Data excerpts
================================
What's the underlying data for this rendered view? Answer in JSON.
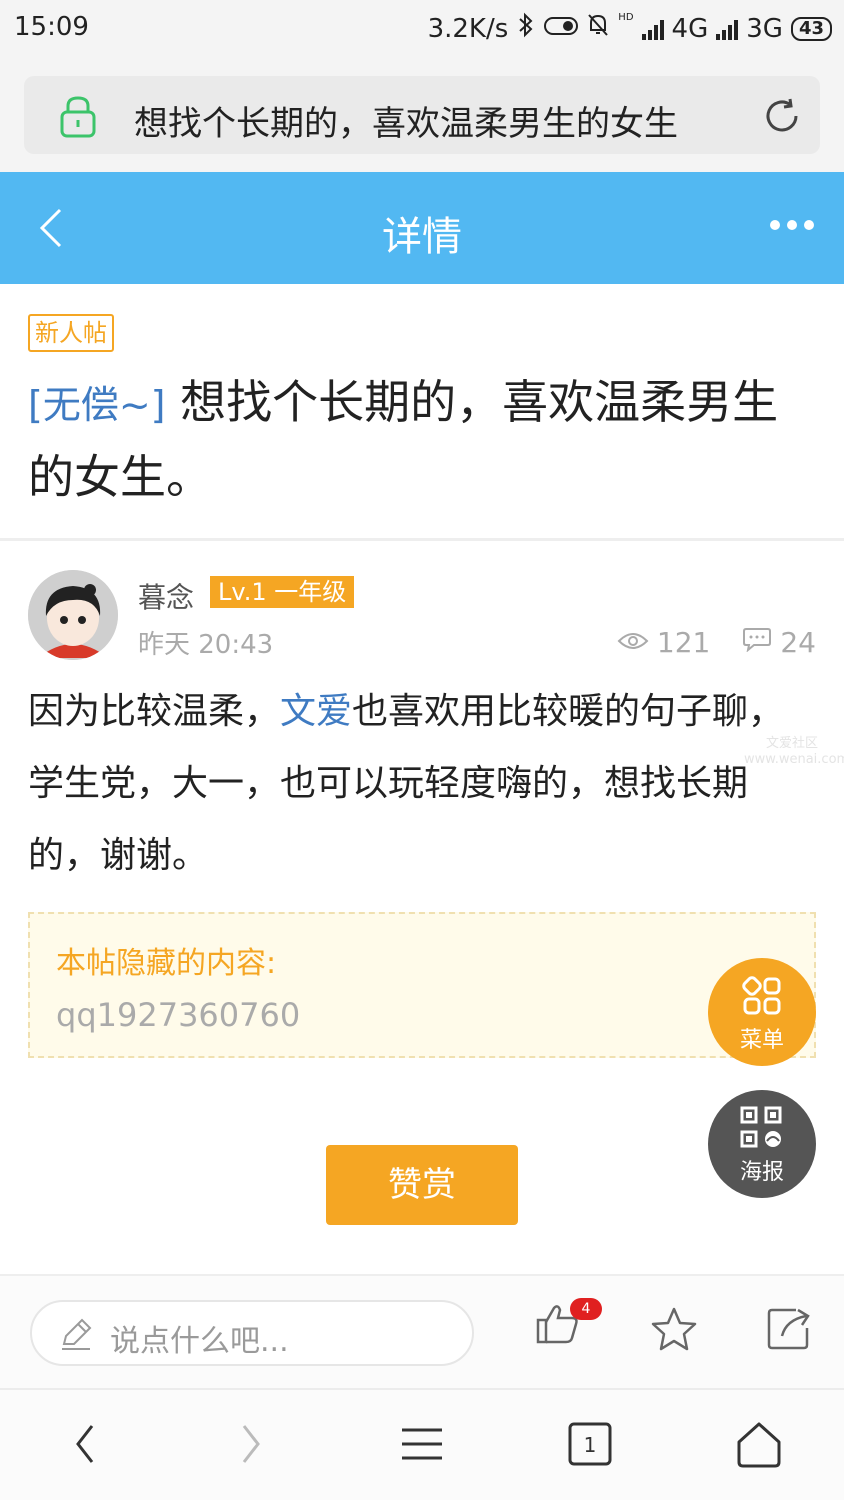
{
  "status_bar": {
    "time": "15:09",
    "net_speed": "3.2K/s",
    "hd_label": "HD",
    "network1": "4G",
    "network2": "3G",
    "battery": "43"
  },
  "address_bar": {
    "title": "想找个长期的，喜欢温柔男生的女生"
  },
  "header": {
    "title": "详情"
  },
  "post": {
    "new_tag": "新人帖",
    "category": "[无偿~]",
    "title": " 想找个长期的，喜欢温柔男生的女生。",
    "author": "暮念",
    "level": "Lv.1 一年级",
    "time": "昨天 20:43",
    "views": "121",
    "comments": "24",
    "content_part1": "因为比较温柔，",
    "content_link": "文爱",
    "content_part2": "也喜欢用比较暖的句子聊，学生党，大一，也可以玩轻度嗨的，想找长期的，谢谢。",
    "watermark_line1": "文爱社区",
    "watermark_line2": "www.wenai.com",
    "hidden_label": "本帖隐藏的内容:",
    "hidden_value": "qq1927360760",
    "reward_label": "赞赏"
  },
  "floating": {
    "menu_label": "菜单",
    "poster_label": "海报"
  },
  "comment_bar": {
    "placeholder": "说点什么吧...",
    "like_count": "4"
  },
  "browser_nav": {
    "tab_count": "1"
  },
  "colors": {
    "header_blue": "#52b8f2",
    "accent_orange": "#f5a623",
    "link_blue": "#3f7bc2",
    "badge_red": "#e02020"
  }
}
================================
## The problem
Make an exact copy of the data above, pictures excluded.

## Task response
What's the underlying data for this rendered view? Answer in JSON.
{
  "status_bar": {
    "time": "15:09",
    "net_speed": "3.2K/s",
    "hd_label": "HD",
    "network1": "4G",
    "network2": "3G",
    "battery": "43"
  },
  "address_bar": {
    "title": "想找个长期的，喜欢温柔男生的女生"
  },
  "header": {
    "title": "详情"
  },
  "post": {
    "new_tag": "新人帖",
    "category": "[无偿~]",
    "title": " 想找个长期的，喜欢温柔男生的女生。",
    "author": "暮念",
    "level": "Lv.1 一年级",
    "time": "昨天 20:43",
    "views": "121",
    "comments": "24",
    "content_part1": "因为比较温柔，",
    "content_link": "文爱",
    "content_part2": "也喜欢用比较暖的句子聊，学生党，大一，也可以玩轻度嗨的，想找长期的，谢谢。",
    "watermark_line1": "文爱社区",
    "watermark_line2": "www.wenai.com",
    "hidden_label": "本帖隐藏的内容:",
    "hidden_value": "qq1927360760",
    "reward_label": "赞赏"
  },
  "floating": {
    "menu_label": "菜单",
    "poster_label": "海报"
  },
  "comment_bar": {
    "placeholder": "说点什么吧...",
    "like_count": "4"
  },
  "browser_nav": {
    "tab_count": "1"
  },
  "colors": {
    "header_blue": "#52b8f2",
    "accent_orange": "#f5a623",
    "link_blue": "#3f7bc2",
    "badge_red": "#e02020"
  }
}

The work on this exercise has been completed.